Texto fuente:

La Paz, 26 de enero de 2026 (ANF).- La reactivación de la economía popular en Bolivia atraviesa por cuestionamientos en común para comerciantes, microempresarios y emprendedoras: el acceso al crédito en condiciones justas. Desde distintos sectores productivos se advierte que las altas tasas de interés y la normativa vigente están asfixiando a quienes sostienen el comercio minorista, la pequeña industria y el autoempleo, pilares del movimiento económico cotidiano en Bolivia.
Para el sector gremial, el problema no es la falta de voluntad de pago ni la informalidad, sino una clasificación crediticia que los relega a condiciones desventajosas. Luis Paco, representante del sector gremial de El Alto, sostuvo que “no se puede hablar de reactivación real si los comerciantes seguimos pagando intereses que nos dejan sin margen para volver a levantarnos”.
Según explicó a ANF, hoy un gremial accede a su primer crédito con tasas que llegan al 25%, que recién descienden hasta un 16% tras varios años, mientras que los créditos hipotecarios se mueven entre el 13% y 14%.

Datos de reconocimiento de la estructura de documentos
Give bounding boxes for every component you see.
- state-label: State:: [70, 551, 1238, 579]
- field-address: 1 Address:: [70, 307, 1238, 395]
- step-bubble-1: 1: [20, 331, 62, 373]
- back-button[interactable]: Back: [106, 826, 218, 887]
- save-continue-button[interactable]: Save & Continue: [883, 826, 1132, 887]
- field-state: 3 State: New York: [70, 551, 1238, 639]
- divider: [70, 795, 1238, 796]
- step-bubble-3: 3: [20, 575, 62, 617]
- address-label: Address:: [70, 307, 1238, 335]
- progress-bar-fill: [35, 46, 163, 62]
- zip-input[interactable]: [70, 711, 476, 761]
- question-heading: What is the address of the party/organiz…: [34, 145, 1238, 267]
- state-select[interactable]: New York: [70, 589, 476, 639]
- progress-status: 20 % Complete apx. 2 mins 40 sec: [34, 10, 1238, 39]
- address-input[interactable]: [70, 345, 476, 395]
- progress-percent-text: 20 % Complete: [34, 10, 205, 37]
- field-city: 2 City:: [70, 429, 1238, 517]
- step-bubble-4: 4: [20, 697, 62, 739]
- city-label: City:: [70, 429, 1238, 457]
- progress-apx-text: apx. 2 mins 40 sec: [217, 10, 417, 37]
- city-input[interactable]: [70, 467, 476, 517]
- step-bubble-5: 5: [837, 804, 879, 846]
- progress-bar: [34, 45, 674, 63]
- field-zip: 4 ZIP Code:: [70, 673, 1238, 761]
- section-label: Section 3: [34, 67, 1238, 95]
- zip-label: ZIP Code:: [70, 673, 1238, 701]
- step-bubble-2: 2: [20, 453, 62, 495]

Tarea propuesta:
Reproduce íntegra y literalmente la nota sobre el acceso al crédito para la economía popular en Bolivia. Los registros son un material aparte e independiente del texto.

Tarea resuelta:
La Paz, 26 de enero de 2026 (ANF).- La reactivación de la economía popular en Bolivia atraviesa por cuestionamientos en común para comerciantes, microempresarios y emprendedoras: el acceso al crédito en condiciones justas. Desde distintos sectores productivos se advierte que las altas tasas de interés y la normativa vigente están asfixiando a quienes sostienen el comercio minorista, la pequeña industria y el autoempleo, pilares del movimiento económico cotidiano en Bolivia.
Para el sector gremial, el problema no es la falta de voluntad de pago ni la informalidad, sino una clasificación crediticia que los relega a condiciones desventajosas. Luis Paco, representante del sector gremial de El Alto, sostuvo que “no se puede hablar de reactivación real si los comerciantes seguimos pagando intereses que nos dejan sin margen para volver a levantarnos”.
Según explicó a ANF, hoy un gremial accede a su primer crédito con tasas que llegan al 25%, que recién descienden hasta un 16% tras varios años, mientras que los créditos hipotecarios se mueven entre el 13% y 14%.